** START Given entries **

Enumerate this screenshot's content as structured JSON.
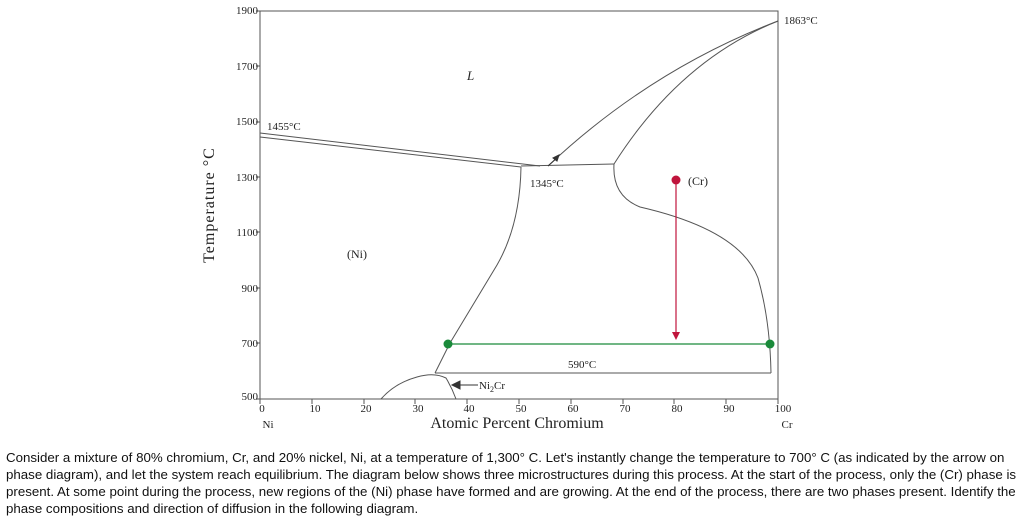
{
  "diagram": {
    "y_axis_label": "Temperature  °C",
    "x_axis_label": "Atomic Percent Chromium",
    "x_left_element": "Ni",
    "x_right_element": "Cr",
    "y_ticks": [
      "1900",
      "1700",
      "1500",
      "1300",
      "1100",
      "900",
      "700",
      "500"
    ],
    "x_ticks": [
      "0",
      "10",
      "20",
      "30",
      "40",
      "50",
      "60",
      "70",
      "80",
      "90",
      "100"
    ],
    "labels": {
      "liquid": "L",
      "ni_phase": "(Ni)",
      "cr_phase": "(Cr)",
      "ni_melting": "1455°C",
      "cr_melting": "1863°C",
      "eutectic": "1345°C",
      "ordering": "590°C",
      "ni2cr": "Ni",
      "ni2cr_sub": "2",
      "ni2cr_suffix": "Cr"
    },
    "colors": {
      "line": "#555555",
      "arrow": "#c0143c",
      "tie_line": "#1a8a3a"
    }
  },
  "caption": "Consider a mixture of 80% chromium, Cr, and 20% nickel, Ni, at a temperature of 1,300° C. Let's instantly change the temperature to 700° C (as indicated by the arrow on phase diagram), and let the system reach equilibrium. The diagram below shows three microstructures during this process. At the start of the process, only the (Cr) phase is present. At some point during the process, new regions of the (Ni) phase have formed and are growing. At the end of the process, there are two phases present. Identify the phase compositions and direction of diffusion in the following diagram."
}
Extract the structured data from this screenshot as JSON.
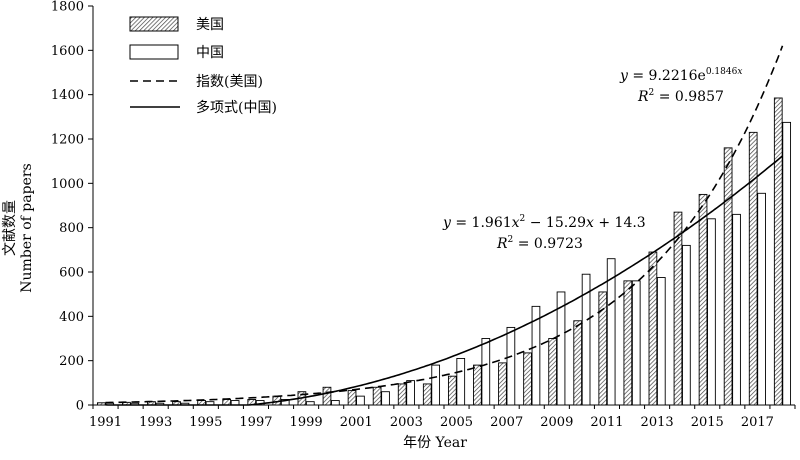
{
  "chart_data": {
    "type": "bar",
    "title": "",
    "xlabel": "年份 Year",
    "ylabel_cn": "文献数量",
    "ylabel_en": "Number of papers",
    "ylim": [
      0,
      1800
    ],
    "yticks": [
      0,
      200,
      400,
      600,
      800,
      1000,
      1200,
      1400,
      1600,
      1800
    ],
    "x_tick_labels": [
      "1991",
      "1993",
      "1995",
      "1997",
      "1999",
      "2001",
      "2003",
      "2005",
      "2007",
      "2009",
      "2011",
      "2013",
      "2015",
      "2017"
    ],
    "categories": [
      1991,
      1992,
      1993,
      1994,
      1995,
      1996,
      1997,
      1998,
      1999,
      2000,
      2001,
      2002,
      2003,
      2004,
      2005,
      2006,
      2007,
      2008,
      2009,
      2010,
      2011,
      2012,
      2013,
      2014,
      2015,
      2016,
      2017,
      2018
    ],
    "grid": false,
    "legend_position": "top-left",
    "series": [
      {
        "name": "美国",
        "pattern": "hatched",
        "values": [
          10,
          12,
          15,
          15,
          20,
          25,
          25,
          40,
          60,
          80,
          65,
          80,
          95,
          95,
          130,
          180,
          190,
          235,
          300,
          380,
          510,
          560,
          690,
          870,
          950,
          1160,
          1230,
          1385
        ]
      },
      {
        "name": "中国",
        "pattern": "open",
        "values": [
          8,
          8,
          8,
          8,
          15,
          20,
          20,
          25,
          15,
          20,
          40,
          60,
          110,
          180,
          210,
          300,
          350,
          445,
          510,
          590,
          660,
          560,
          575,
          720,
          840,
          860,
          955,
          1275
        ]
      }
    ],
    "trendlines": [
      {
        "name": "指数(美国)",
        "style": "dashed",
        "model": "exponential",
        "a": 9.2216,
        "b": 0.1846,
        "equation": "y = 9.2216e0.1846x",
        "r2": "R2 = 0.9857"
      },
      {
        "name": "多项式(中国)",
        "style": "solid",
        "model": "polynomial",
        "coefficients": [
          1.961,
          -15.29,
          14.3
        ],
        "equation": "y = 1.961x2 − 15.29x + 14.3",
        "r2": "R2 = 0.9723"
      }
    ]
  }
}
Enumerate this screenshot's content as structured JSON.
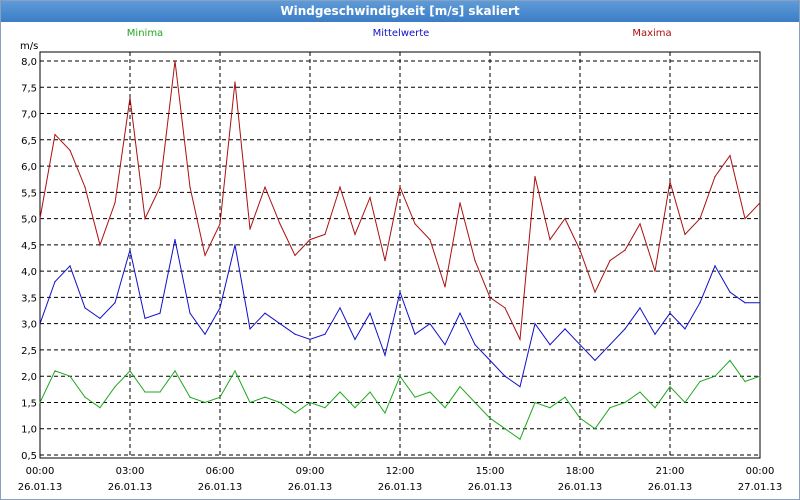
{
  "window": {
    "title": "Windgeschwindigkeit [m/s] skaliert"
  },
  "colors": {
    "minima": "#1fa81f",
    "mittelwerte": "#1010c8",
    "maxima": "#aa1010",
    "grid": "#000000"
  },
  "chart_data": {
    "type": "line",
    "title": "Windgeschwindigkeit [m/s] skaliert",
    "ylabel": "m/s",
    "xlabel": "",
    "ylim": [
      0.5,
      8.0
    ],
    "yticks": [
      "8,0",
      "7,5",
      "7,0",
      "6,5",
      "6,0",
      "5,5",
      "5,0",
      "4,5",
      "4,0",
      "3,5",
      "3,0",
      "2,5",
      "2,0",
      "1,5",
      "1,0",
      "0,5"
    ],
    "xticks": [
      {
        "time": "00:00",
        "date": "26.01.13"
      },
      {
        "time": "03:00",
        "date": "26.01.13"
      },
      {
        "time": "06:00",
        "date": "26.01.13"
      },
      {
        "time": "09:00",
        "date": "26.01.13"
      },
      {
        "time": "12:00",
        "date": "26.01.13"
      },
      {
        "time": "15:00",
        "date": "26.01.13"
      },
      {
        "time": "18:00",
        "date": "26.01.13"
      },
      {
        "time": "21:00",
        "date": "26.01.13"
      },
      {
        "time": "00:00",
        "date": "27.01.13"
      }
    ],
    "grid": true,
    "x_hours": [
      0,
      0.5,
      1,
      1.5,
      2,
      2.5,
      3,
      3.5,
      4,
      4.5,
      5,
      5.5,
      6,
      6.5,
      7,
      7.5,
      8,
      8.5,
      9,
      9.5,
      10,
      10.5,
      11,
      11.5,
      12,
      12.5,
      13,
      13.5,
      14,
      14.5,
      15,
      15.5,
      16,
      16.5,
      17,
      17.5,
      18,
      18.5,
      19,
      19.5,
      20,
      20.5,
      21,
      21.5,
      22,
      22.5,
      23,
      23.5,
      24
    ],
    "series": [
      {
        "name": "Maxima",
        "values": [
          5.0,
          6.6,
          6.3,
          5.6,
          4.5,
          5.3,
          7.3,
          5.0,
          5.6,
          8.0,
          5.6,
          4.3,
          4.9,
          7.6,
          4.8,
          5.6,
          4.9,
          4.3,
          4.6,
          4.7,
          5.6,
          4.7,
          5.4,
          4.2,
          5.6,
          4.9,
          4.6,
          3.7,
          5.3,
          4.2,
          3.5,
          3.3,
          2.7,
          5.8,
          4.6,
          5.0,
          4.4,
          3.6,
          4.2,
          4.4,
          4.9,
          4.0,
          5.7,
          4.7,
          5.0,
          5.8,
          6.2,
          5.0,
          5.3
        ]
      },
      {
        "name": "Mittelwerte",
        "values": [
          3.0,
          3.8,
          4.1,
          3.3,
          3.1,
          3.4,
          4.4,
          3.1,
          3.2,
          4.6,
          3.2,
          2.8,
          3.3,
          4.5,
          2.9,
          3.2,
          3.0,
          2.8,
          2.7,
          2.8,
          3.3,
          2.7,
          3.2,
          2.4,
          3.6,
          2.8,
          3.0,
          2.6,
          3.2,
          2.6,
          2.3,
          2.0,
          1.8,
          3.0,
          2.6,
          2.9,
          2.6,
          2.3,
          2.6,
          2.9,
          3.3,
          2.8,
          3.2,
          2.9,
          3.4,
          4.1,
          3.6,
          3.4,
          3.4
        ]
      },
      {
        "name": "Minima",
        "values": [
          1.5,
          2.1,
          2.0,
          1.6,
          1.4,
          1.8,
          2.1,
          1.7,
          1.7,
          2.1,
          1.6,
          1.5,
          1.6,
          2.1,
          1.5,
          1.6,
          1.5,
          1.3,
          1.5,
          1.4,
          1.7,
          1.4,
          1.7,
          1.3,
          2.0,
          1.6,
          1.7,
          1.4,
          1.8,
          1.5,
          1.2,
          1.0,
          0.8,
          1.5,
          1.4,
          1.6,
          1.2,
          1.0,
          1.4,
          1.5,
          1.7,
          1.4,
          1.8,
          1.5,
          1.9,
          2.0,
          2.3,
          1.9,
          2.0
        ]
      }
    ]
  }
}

** END Given entries **

For each line in the data above that contains the string "time", extract the line.

        "time": "00:00",
        "time": "03:00",
        "time": "06:00",
        "time": "09:00",
        "time": "12:00",
        "time": "15:00",
        "time": "18:00",
        "time": "21:00",
        "time": "00:00",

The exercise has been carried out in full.